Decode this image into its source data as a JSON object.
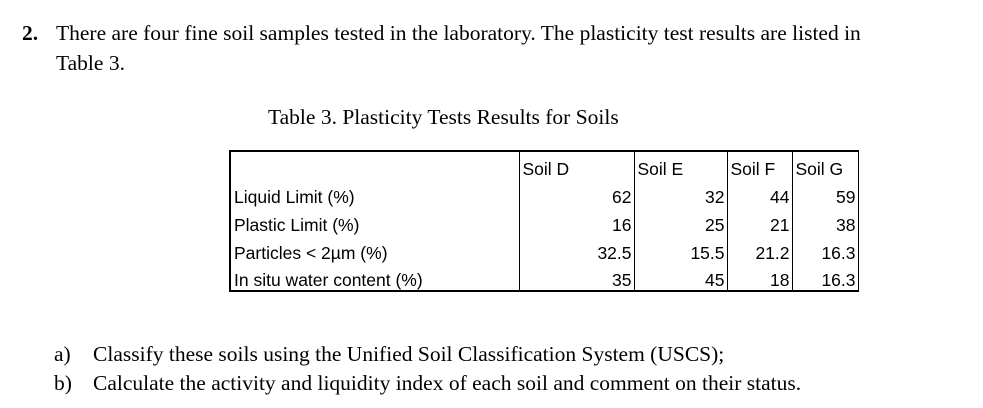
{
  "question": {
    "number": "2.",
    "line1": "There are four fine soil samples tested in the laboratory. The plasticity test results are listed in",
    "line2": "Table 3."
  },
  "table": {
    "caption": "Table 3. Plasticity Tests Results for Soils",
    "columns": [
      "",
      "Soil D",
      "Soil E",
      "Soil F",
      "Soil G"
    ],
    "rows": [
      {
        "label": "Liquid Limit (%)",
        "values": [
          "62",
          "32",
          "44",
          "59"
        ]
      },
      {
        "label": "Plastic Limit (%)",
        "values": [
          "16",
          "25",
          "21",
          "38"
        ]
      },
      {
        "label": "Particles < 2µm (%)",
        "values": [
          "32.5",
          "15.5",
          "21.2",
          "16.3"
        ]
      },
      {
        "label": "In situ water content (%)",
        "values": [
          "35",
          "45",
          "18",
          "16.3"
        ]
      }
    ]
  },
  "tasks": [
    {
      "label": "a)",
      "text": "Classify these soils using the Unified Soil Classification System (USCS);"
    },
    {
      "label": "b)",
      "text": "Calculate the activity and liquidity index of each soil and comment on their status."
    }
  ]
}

────────────────────────────────────────

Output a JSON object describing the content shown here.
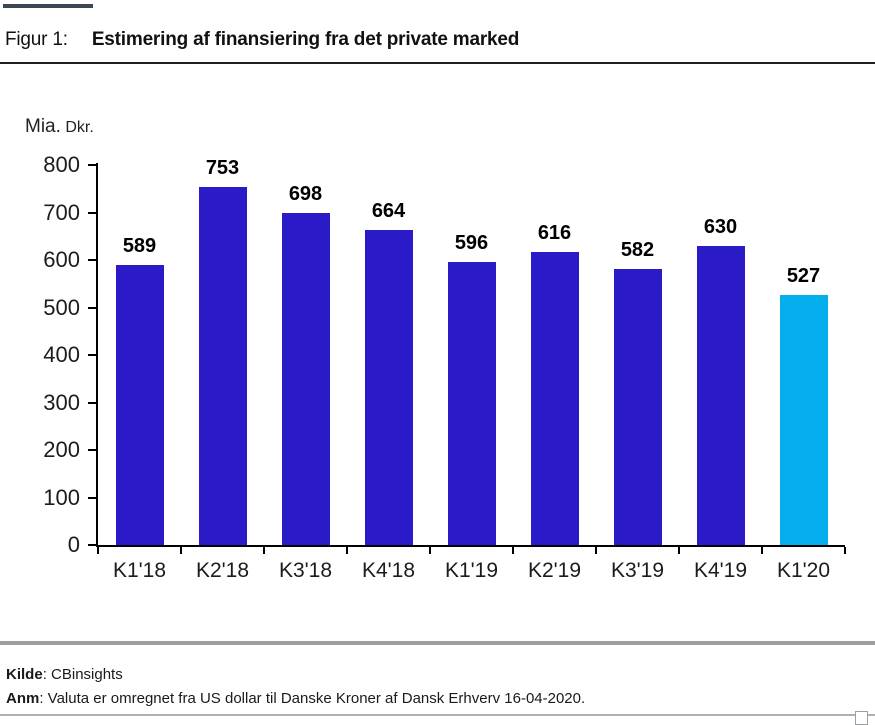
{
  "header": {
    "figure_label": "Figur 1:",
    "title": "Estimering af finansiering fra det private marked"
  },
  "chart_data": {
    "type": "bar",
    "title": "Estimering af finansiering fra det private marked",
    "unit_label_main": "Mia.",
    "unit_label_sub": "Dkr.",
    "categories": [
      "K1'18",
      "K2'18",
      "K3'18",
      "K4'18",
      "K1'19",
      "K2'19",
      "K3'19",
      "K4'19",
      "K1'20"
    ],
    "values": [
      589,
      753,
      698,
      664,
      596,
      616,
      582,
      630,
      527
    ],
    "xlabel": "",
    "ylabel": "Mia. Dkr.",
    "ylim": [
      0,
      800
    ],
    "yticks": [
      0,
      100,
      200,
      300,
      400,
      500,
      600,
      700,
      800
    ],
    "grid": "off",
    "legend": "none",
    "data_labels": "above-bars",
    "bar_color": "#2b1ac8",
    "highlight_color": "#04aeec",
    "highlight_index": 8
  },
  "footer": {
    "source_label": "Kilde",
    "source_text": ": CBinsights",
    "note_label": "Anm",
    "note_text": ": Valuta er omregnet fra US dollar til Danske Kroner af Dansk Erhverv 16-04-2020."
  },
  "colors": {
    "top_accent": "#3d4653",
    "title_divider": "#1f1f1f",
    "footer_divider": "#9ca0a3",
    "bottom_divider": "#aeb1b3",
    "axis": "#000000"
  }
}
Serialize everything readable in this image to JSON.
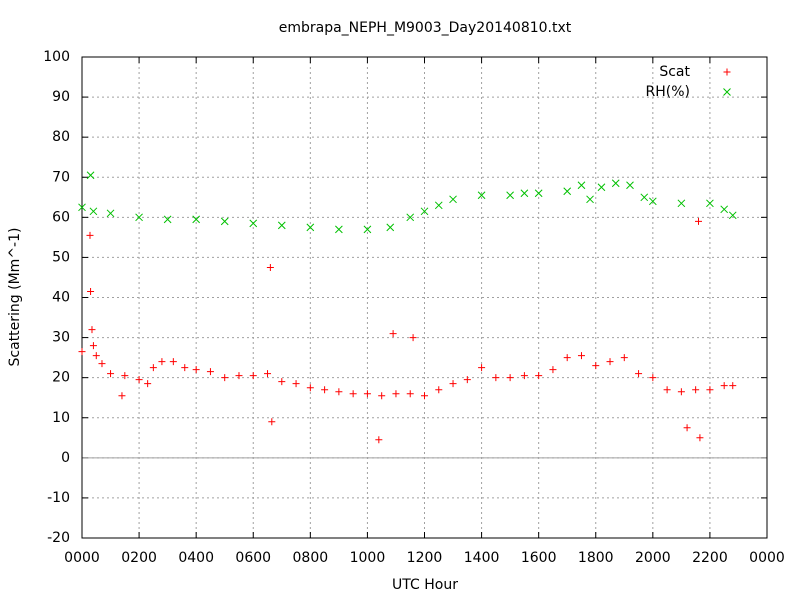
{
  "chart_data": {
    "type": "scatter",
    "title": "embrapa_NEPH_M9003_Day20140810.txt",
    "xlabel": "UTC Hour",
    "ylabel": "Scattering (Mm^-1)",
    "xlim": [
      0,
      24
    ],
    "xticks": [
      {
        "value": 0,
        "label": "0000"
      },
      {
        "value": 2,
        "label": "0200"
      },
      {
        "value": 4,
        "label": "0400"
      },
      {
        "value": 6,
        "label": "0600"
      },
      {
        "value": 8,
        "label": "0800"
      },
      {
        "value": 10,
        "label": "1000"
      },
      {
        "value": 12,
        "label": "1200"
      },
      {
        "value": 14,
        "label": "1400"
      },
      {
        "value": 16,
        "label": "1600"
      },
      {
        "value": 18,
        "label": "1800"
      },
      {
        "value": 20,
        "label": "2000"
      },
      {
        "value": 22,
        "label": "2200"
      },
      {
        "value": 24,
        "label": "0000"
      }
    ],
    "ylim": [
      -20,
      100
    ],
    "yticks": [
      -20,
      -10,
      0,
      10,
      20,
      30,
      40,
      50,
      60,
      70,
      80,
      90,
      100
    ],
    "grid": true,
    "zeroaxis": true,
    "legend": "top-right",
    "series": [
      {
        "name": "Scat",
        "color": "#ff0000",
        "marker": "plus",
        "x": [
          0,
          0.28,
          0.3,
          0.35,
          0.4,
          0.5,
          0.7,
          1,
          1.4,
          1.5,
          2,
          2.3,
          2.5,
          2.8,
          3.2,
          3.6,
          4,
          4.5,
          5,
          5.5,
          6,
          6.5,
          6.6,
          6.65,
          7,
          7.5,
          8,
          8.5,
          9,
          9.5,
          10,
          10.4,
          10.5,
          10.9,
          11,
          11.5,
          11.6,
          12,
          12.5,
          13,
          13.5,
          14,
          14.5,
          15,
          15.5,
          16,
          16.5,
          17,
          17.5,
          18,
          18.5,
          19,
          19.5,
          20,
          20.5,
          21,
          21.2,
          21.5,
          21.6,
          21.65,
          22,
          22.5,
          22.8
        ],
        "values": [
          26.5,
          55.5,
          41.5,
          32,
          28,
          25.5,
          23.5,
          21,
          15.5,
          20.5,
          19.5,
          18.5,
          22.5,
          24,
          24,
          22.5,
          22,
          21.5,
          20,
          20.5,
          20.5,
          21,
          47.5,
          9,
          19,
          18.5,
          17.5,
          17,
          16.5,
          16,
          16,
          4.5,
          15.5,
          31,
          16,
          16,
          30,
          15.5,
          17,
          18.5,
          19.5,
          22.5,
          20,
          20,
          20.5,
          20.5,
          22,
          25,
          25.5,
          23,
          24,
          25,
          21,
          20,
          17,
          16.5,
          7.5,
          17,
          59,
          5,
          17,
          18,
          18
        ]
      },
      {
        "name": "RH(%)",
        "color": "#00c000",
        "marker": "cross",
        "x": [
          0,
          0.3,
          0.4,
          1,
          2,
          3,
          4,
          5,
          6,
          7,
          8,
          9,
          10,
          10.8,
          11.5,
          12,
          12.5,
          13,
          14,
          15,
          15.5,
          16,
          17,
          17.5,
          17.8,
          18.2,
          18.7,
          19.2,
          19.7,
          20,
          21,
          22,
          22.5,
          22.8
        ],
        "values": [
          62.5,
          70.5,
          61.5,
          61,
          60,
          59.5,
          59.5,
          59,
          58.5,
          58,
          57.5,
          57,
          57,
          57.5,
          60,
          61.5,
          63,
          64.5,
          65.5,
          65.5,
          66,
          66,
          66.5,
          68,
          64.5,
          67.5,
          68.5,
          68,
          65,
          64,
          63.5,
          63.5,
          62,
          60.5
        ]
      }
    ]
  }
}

────────────────────────────────────────

State how many lines of the records above contain the word "Estimering", giving only that number.

Task output =
2